→ Instructions for the task: Find each line with the string "若无兴德之言" and copy it.

Recorded data:
— begin —

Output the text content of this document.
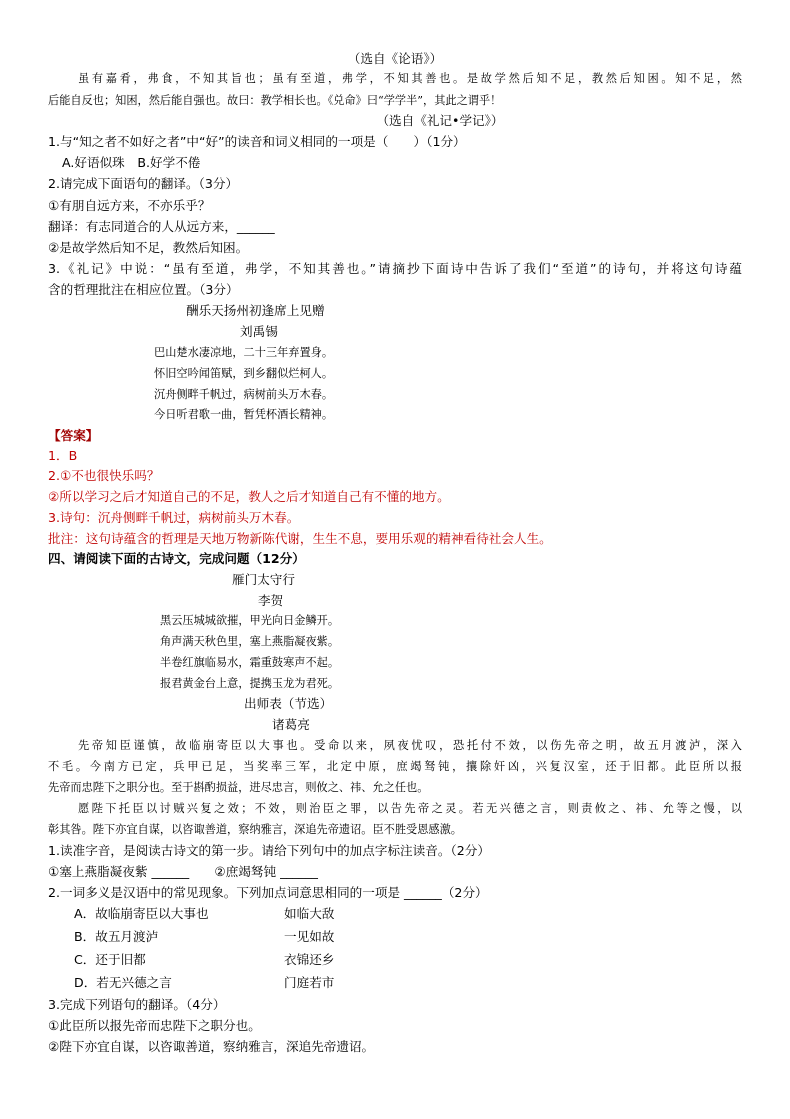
（选自《论语》）
虽有嘉肴，弗食，不知其旨也；虽有至道，弗学，不知其善也。是故学然后知不足，教然后知困。知不足，然
后能自反也；知困，然后能自强也。故曰：教学相长也。《兑命》曰“学学半”，其此之谓乎！
（选自《礼记•学记》）
1.与“知之者不如好之者”中“好”的读音和词义相同的一项是（　　）（1分）
A.好语似珠　B.好学不倦
2.请完成下面语句的翻译。（3分）
①有朋自远方来，不亦乐乎？
翻译：有志同道合的人从远方来，______
②是故学然后知不足，教然后知困。
3.《礼记》中说：“虽有至道，弗学，不知其善也。”请摘抄下面诗中告诉了我们“至道”的诗句，并将这句诗蕴
含的哲理批注在相应位置。（3分）
酬乐天扬州初逢席上见赠
刘禹锡
巴山楚水凄凉地，二十三年弃置身。
怀旧空吟闻笛赋，到乡翻似烂柯人。
沉舟侧畔千帆过，病树前头万木春。
今日听君歌一曲，暂凭杯酒长精神。
【答案】
1．B
2.①不也很快乐吗？
②所以学习之后才知道自己的不足，教人之后才知道自己有不懂的地方。
3.诗句：沉舟侧畔千帆过，病树前头万木春。
批注：这句诗蕴含的哲理是天地万物新陈代谢，生生不息，要用乐观的精神看待社会人生。
四、请阅读下面的古诗文，完成问题（12分）
雁门太守行
李贺
黑云压城城欲摧，甲光向日金鳞开。
角声满天秋色里，塞上燕脂凝夜紫。
半卷红旗临易水，霜重鼓寒声不起。
报君黄金台上意，提携玉龙为君死。
出师表（节选）
诸葛亮
先帝知臣谨慎，故临崩寄臣以大事也。受命以来，夙夜忧叹，恐托付不效，以伤先帝之明，故五月渡泸，深入
不毛。今南方已定，兵甲已足，当奖率三军，北定中原，庶竭驽钝，攘除奸凶，兴复汉室，还于旧都。此臣所以报
先帝而忠陛下之职分也。至于斟酌损益，进尽忠言，则攸之、祎、允之任也。
愿陛下托臣以讨贼兴复之效；不效，则治臣之罪，以告先帝之灵。若无兴德之言，则责攸之、祎、允等之慢，以
彰其咎。陛下亦宜自谋，以咨诹善道，察纳雅言，深追先帝遗诏。臣不胜受恩感激。
1.读准字音，是阅读古诗文的第一步。请给下列句中的加点字标注读音。（2分）
①塞上燕脂凝夜紫 ______　　②庶竭驽钝 ______
2.一词多义是汉语中的常见现象。下列加点词意思相同的一项是 ______（2分）
A．故临崩寄臣以大事也	如临大敌
B．故五月渡泸	一见如故
C．还于旧都	衣锦还乡
D．若无兴德之言	门庭若市
3.完成下列语句的翻译。（4分）
①此臣所以报先帝而忠陛下之职分也。
②陛下亦宜自谋，以咨诹善道，察纳雅言，深追先帝遗诏。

— end —

→ Response to the task:
愿陛下托臣以讨贼兴复之效；不效，则治臣之罪，以告先帝之灵。若无兴德之言，则责攸之、祎、允等之慢，以
D．若无兴德之言	门庭若市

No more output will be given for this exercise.